Dataset items:
* start *

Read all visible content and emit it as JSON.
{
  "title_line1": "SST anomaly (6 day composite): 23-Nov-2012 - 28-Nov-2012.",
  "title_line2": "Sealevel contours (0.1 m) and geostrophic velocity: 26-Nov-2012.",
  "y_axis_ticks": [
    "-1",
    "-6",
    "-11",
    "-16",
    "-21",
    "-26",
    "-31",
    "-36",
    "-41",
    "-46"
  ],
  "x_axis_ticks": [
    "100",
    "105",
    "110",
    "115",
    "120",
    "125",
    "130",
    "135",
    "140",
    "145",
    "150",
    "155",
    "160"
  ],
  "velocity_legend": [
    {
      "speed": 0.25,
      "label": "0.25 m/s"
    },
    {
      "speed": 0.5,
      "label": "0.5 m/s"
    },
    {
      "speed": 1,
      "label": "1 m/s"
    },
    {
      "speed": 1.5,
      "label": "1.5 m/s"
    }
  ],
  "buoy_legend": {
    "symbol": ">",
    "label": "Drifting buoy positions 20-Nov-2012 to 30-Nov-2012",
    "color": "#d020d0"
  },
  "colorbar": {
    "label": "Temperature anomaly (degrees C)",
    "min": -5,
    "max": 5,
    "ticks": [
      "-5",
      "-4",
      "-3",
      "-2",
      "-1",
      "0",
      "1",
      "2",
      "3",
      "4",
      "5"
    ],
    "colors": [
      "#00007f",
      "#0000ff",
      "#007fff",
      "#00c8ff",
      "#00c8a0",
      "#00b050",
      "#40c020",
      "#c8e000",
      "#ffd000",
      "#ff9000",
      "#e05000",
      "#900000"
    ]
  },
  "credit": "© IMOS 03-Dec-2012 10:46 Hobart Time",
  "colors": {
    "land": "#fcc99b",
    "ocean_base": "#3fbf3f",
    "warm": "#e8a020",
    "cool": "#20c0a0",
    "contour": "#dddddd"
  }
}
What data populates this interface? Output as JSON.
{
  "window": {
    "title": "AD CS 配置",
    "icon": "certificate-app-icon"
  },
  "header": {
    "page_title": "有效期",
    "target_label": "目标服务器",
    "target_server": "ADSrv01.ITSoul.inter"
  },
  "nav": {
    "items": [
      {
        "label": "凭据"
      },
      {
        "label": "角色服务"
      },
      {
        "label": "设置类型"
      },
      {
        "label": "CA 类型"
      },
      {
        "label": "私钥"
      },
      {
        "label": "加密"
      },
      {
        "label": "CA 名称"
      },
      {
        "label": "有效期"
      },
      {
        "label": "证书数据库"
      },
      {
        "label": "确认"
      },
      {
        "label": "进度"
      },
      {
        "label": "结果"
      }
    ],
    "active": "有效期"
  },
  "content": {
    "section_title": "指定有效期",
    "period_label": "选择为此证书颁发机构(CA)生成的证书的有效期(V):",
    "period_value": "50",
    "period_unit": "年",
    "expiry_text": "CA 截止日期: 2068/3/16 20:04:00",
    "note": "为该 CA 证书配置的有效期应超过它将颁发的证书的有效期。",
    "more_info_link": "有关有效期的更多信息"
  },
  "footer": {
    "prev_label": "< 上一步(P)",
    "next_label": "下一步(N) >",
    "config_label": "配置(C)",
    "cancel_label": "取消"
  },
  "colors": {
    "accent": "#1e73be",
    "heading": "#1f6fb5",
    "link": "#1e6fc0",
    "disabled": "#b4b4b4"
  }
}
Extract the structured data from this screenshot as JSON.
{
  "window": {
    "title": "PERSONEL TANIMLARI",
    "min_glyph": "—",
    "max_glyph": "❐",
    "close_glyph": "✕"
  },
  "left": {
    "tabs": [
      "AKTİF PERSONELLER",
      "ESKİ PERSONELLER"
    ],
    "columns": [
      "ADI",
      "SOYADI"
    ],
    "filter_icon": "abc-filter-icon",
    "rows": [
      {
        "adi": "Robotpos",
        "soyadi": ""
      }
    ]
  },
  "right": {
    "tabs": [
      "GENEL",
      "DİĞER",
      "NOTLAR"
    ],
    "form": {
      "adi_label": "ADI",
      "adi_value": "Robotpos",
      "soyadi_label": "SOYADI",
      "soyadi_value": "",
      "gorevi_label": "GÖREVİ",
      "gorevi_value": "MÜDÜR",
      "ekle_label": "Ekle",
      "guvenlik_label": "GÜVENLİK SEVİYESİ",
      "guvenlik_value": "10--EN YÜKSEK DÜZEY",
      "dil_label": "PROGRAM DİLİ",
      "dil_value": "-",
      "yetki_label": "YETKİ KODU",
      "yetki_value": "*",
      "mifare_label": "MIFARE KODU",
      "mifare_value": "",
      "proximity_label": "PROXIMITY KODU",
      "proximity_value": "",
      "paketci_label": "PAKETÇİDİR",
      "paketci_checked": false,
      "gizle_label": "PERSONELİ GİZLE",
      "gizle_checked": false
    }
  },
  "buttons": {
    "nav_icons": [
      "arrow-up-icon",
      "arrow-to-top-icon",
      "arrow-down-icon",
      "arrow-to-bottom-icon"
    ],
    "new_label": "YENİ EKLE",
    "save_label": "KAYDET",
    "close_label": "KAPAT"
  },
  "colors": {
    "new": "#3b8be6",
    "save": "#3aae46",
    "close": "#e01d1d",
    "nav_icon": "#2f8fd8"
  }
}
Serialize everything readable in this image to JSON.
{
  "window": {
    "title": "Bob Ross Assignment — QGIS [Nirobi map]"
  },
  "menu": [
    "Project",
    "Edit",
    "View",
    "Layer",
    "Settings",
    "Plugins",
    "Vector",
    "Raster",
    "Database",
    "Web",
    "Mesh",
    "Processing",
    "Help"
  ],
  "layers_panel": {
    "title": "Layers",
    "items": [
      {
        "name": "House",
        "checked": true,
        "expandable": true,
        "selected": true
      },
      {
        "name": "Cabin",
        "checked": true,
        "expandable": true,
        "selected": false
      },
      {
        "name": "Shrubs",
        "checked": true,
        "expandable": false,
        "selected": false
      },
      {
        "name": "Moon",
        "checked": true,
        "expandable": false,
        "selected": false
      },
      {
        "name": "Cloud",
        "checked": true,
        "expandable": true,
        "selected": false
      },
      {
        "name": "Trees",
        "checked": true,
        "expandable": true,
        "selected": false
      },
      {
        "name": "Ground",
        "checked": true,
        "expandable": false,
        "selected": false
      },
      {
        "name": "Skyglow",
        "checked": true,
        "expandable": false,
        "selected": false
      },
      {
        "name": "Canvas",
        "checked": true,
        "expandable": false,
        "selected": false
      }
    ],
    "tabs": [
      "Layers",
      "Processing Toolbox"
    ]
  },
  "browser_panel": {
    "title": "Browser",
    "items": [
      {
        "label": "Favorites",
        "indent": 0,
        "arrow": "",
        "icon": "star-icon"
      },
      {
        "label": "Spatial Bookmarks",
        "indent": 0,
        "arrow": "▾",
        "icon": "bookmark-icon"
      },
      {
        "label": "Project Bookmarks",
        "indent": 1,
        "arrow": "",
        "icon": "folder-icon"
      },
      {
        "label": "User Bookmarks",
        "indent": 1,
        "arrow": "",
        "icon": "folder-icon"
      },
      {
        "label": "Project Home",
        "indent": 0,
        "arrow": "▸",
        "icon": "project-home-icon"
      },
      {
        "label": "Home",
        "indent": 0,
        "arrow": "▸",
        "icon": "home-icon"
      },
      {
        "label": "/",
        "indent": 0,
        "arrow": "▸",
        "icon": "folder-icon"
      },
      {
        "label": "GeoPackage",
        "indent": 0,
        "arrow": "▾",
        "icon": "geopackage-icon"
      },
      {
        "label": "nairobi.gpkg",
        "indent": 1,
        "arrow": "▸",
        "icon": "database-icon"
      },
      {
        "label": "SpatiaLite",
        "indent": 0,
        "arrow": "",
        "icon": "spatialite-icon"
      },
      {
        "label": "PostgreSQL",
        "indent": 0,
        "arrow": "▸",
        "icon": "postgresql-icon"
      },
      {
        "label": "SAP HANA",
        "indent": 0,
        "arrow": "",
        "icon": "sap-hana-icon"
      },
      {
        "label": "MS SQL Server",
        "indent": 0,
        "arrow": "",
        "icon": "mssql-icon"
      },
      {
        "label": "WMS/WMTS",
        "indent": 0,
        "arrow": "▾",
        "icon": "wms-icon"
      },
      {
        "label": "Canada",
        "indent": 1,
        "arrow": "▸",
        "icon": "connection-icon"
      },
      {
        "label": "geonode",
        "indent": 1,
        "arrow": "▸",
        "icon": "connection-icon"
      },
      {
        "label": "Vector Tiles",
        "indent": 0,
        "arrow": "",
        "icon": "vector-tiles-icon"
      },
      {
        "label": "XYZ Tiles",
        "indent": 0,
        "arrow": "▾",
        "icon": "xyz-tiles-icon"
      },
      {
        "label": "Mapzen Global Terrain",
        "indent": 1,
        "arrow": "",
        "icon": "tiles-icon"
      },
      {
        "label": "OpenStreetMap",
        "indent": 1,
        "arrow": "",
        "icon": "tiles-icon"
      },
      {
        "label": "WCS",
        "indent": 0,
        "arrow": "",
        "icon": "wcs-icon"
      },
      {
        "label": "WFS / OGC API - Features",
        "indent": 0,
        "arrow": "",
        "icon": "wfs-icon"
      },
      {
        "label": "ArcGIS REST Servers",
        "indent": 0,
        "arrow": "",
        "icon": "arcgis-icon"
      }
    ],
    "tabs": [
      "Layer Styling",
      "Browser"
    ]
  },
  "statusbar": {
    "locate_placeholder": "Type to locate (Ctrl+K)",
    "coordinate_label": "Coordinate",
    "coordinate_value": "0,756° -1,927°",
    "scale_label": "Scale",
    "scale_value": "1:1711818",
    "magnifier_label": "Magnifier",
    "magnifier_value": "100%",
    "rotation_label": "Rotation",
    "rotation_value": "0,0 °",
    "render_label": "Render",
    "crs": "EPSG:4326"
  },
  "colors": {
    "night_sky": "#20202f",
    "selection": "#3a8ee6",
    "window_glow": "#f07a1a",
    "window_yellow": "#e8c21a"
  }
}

* end *

**Exercise goal:** Pick out each line in the material containing "Bookmarks".

**Written reply:**
        "label": "Spatial Bookmarks",
        "label": "Project Bookmarks",
        "label": "User Bookmarks",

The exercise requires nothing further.